▸ JOB:
The data must be returned in full and exactly as given.

▸ GIVEN RECORDS:
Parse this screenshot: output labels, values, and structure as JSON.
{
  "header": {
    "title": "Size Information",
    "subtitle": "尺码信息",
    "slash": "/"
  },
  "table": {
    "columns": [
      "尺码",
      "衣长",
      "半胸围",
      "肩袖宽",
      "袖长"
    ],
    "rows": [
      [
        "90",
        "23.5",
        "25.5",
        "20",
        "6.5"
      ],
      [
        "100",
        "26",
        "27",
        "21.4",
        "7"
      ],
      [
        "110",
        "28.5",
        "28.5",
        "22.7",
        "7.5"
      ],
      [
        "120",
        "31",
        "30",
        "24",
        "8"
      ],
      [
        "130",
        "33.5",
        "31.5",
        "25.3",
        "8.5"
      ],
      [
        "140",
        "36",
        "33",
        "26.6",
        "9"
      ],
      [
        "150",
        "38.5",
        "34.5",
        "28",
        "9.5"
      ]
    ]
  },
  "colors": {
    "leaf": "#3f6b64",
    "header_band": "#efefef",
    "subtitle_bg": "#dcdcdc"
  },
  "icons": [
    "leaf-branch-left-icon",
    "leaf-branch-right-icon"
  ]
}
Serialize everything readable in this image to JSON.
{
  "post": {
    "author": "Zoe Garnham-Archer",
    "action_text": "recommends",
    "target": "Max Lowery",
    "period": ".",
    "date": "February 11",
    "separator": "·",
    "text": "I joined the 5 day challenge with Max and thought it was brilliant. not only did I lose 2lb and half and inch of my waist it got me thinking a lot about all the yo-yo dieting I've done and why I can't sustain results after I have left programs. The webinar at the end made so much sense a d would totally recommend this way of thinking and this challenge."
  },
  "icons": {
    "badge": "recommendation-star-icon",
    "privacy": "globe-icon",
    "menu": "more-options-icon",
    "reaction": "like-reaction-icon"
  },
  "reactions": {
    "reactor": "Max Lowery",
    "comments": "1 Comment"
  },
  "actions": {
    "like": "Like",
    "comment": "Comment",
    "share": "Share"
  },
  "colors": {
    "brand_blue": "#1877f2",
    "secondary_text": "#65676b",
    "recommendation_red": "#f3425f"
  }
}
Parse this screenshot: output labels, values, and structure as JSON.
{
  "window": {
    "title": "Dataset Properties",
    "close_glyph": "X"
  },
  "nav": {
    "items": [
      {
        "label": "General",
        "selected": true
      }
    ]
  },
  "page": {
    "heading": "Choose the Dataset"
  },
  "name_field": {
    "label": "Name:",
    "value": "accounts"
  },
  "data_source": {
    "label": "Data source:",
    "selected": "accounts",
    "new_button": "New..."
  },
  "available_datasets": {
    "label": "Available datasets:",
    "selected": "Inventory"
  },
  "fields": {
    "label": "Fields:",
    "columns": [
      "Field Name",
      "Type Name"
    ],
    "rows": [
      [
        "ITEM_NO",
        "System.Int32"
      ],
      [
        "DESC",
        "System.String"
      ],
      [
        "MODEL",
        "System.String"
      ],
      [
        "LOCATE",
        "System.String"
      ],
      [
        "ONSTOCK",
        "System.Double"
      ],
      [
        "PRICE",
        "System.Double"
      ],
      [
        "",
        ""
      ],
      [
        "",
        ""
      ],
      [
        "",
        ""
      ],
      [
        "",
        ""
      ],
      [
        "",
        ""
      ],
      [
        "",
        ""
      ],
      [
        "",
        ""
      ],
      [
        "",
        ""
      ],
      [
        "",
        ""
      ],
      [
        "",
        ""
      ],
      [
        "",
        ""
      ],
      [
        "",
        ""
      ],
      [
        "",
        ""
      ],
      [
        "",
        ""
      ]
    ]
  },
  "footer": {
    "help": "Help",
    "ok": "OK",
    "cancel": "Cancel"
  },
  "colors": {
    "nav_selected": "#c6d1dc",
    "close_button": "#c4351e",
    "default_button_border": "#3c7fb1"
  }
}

▸ EXERCISE ANSWER:
Parse this screenshot: output labels, values, and structure as JSON.
{
  "header": {
    "title": "Size Information",
    "subtitle": "尺码信息",
    "slash": "/"
  },
  "table": {
    "columns": [
      "尺码",
      "衣长",
      "半胸围",
      "肩袖宽",
      "袖长"
    ],
    "rows": [
      [
        "90",
        "23.5",
        "25.5",
        "20",
        "6.5"
      ],
      [
        "100",
        "26",
        "27",
        "21.4",
        "7"
      ],
      [
        "110",
        "28.5",
        "28.5",
        "22.7",
        "7.5"
      ],
      [
        "120",
        "31",
        "30",
        "24",
        "8"
      ],
      [
        "130",
        "33.5",
        "31.5",
        "25.3",
        "8.5"
      ],
      [
        "140",
        "36",
        "33",
        "26.6",
        "9"
      ],
      [
        "150",
        "38.5",
        "34.5",
        "28",
        "9.5"
      ]
    ]
  },
  "colors": {
    "leaf": "#3f6b64",
    "header_band": "#efefef",
    "subtitle_bg": "#dcdcdc"
  },
  "icons": [
    "leaf-branch-left-icon",
    "leaf-branch-right-icon"
  ]
}
Serialize everything readable in this image to JSON.
{
  "post": {
    "author": "Zoe Garnham-Archer",
    "action_text": "recommends",
    "target": "Max Lowery",
    "period": ".",
    "date": "February 11",
    "separator": "·",
    "text": "I joined the 5 day challenge with Max and thought it was brilliant. not only did I lose 2lb and half and inch of my waist it got me thinking a lot about all the yo-yo dieting I've done and why I can't sustain results after I have left programs. The webinar at the end made so much sense a d would totally recommend this way of thinking and this challenge."
  },
  "icons": {
    "badge": "recommendation-star-icon",
    "privacy": "globe-icon",
    "menu": "more-options-icon",
    "reaction": "like-reaction-icon"
  },
  "reactions": {
    "reactor": "Max Lowery",
    "comments": "1 Comment"
  },
  "actions": {
    "like": "Like",
    "comment": "Comment",
    "share": "Share"
  },
  "colors": {
    "brand_blue": "#1877f2",
    "secondary_text": "#65676b",
    "recommendation_red": "#f3425f"
  }
}
Parse this screenshot: output labels, values, and structure as JSON.
{
  "window": {
    "title": "Dataset Properties",
    "close_glyph": "X"
  },
  "nav": {
    "items": [
      {
        "label": "General",
        "selected": true
      }
    ]
  },
  "page": {
    "heading": "Choose the Dataset"
  },
  "name_field": {
    "label": "Name:",
    "value": "accounts"
  },
  "data_source": {
    "label": "Data source:",
    "selected": "accounts",
    "new_button": "New..."
  },
  "available_datasets": {
    "label": "Available datasets:",
    "selected": "Inventory"
  },
  "fields": {
    "label": "Fields:",
    "columns": [
      "Field Name",
      "Type Name"
    ],
    "rows": [
      [
        "ITEM_NO",
        "System.Int32"
      ],
      [
        "DESC",
        "System.String"
      ],
      [
        "MODEL",
        "System.String"
      ],
      [
        "LOCATE",
        "System.String"
      ],
      [
        "ONSTOCK",
        "System.Double"
      ],
      [
        "PRICE",
        "System.Double"
      ],
      [
        "",
        ""
      ],
      [
        "",
        ""
      ],
      [
        "",
        ""
      ],
      [
        "",
        ""
      ],
      [
        "",
        ""
      ],
      [
        "",
        ""
      ],
      [
        "",
        ""
      ],
      [
        "",
        ""
      ],
      [
        "",
        ""
      ],
      [
        "",
        ""
      ],
      [
        "",
        ""
      ],
      [
        "",
        ""
      ],
      [
        "",
        ""
      ],
      [
        "",
        ""
      ]
    ]
  },
  "footer": {
    "help": "Help",
    "ok": "OK",
    "cancel": "Cancel"
  },
  "colors": {
    "nav_selected": "#c6d1dc",
    "close_button": "#c4351e",
    "default_button_border": "#3c7fb1"
  }
}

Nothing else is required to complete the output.